What you will do
Any pictures in the records below should be skipped; write out everything else exactly.

-- BEGIN Excerpted data --

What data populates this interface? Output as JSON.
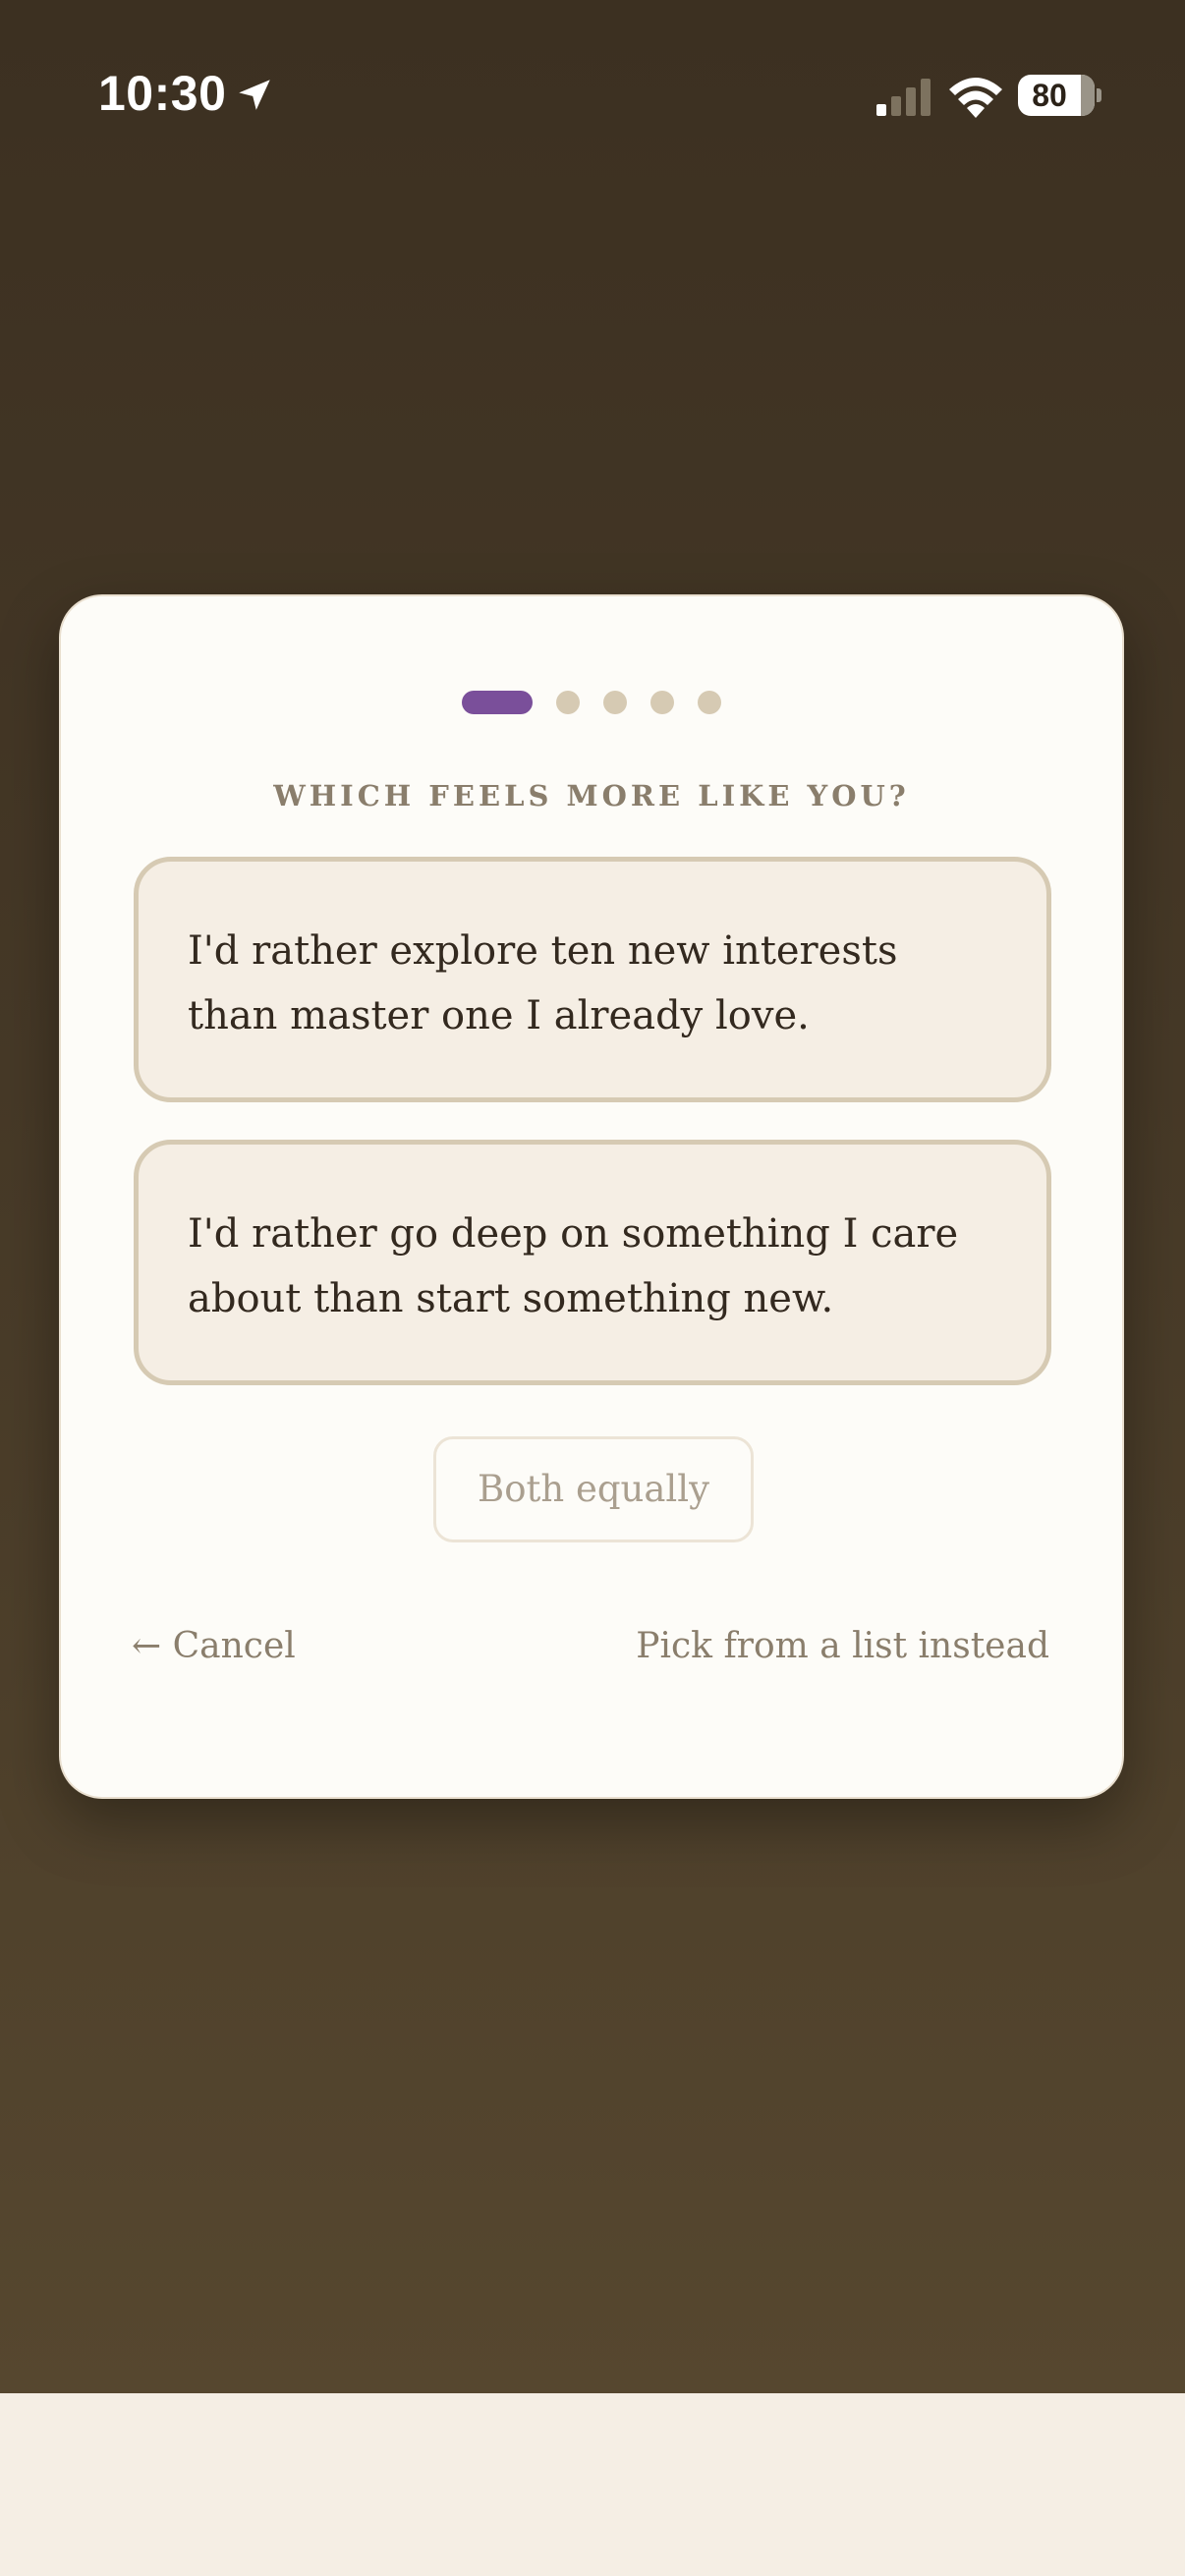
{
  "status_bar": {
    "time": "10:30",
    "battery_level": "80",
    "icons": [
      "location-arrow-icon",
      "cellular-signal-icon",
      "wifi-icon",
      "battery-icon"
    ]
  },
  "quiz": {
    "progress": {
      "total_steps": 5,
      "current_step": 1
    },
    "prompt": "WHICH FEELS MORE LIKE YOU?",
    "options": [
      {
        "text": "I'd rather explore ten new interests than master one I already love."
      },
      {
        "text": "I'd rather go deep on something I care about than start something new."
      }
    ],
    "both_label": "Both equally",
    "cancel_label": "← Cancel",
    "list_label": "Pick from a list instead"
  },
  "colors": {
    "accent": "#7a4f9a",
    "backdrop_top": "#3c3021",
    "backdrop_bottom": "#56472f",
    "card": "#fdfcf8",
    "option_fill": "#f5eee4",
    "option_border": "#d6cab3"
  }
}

-- END Excerpted data --

Problem solution
What data populates this interface? Output as JSON.
{
  "status_bar": {
    "time": "10:30",
    "battery_level": "80",
    "icons": [
      "location-arrow-icon",
      "cellular-signal-icon",
      "wifi-icon",
      "battery-icon"
    ]
  },
  "quiz": {
    "progress": {
      "total_steps": 5,
      "current_step": 1
    },
    "prompt": "WHICH FEELS MORE LIKE YOU?",
    "options": [
      {
        "text": "I'd rather explore ten new interests than master one I already love."
      },
      {
        "text": "I'd rather go deep on something I care about than start something new."
      }
    ],
    "both_label": "Both equally",
    "cancel_label": "← Cancel",
    "list_label": "Pick from a list instead"
  },
  "colors": {
    "accent": "#7a4f9a",
    "backdrop_top": "#3c3021",
    "backdrop_bottom": "#56472f",
    "card": "#fdfcf8",
    "option_fill": "#f5eee4",
    "option_border": "#d6cab3"
  }
}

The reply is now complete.